### Instruction:
Find every line in the entries below that contains the string "Solicitor" and copy each one in full. Match case exactly.

(Collection entries)
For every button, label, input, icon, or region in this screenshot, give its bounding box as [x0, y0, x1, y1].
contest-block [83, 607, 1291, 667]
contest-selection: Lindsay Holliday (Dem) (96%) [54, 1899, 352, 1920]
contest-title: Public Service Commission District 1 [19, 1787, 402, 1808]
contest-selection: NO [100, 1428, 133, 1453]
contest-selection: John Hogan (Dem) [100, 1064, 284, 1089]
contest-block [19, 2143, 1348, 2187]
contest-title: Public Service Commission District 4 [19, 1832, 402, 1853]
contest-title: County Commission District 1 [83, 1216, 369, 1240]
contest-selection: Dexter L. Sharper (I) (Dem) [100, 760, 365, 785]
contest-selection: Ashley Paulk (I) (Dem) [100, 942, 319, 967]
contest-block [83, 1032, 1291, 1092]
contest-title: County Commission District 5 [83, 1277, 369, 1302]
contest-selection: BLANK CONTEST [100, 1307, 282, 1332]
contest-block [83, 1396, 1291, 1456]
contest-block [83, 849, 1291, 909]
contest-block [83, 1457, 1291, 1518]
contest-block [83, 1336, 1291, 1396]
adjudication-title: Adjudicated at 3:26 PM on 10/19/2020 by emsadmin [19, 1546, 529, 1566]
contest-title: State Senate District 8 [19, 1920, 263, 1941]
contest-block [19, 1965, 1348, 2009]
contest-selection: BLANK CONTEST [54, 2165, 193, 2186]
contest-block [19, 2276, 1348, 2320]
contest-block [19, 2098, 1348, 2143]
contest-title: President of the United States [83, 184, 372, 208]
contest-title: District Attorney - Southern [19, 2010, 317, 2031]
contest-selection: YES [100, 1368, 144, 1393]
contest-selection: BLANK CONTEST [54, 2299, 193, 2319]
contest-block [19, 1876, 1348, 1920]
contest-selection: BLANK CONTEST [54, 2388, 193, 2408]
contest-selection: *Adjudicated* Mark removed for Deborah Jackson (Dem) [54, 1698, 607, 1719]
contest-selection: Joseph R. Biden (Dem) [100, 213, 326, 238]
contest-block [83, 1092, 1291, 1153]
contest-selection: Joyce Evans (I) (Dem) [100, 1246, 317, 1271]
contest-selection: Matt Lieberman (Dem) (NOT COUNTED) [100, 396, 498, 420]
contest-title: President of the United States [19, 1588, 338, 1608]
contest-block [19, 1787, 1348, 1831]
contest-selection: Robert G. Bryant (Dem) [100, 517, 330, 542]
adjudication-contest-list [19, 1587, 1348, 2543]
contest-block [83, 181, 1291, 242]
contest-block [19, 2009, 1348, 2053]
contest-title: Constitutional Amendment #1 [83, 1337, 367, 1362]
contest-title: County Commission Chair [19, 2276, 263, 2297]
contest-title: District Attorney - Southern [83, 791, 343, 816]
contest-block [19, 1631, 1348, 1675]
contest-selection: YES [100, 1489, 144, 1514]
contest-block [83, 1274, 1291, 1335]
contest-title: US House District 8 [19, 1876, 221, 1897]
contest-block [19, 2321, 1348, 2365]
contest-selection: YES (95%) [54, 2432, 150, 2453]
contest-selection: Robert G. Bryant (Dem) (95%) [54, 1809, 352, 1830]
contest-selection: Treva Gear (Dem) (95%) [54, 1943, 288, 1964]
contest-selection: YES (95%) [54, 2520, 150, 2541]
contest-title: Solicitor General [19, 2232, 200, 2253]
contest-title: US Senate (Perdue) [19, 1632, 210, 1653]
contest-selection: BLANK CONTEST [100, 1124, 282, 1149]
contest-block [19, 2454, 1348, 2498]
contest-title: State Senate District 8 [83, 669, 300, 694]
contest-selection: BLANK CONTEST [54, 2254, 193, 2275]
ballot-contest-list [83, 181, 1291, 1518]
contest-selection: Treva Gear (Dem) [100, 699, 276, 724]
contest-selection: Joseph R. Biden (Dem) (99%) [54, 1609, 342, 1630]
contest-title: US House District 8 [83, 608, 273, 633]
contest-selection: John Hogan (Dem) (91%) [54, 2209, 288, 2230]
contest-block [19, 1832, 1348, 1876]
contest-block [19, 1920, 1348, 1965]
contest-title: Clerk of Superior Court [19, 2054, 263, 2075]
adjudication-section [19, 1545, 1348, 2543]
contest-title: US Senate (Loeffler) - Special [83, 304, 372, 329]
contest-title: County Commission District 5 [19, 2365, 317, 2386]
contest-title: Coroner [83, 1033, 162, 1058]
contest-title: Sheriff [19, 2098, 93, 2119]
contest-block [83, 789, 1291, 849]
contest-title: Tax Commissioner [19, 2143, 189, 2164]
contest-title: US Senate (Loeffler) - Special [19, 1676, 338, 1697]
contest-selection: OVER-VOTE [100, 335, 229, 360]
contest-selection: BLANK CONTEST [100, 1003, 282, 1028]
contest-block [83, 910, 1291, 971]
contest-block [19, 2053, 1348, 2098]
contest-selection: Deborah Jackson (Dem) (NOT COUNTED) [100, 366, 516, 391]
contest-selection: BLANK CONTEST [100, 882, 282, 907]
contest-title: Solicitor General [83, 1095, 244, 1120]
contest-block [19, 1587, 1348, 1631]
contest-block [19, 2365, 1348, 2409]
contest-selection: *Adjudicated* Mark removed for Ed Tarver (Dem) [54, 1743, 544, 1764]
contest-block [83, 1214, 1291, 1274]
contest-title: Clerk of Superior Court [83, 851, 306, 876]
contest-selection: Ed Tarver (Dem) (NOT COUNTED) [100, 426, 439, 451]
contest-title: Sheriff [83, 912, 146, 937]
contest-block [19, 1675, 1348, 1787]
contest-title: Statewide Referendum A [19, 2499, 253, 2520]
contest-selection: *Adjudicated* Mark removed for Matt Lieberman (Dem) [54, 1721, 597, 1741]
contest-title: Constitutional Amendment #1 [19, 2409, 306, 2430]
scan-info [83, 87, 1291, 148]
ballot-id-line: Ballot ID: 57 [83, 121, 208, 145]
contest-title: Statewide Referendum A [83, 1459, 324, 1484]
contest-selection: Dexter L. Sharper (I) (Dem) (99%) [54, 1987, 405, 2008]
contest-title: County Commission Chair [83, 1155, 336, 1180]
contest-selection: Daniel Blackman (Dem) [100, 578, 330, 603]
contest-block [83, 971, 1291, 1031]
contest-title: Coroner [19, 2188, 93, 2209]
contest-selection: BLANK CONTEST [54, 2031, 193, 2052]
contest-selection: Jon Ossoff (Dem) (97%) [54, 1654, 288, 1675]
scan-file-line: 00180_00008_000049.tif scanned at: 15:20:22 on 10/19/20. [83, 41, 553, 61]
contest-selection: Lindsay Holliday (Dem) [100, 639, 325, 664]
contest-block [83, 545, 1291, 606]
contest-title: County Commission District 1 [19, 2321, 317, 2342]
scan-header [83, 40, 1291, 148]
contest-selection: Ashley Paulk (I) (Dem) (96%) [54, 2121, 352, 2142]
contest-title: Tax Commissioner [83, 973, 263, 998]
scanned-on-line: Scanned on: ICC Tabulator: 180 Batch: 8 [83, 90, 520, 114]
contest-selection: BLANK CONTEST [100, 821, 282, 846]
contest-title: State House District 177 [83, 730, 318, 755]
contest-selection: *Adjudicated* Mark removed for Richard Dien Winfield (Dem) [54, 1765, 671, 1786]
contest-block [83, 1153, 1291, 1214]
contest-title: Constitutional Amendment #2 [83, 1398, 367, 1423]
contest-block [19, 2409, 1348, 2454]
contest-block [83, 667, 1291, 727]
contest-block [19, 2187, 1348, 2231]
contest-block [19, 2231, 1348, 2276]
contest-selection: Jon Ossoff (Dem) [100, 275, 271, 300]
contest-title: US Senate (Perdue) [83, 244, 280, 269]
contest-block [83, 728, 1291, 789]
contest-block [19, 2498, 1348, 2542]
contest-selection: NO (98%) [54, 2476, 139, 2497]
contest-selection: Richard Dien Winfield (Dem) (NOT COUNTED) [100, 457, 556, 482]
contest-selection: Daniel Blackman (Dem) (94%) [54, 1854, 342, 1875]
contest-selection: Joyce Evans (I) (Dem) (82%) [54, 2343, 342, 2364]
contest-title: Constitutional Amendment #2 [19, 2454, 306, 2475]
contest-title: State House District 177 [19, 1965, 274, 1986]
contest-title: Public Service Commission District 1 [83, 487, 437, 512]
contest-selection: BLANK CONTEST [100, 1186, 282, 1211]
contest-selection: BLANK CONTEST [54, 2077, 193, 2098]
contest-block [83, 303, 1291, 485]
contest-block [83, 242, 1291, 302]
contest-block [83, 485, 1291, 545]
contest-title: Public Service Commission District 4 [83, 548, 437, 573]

### Completed task:
contest-title: Solicitor General [19, 2232, 200, 2253]
contest-title: Solicitor General [83, 1095, 244, 1120]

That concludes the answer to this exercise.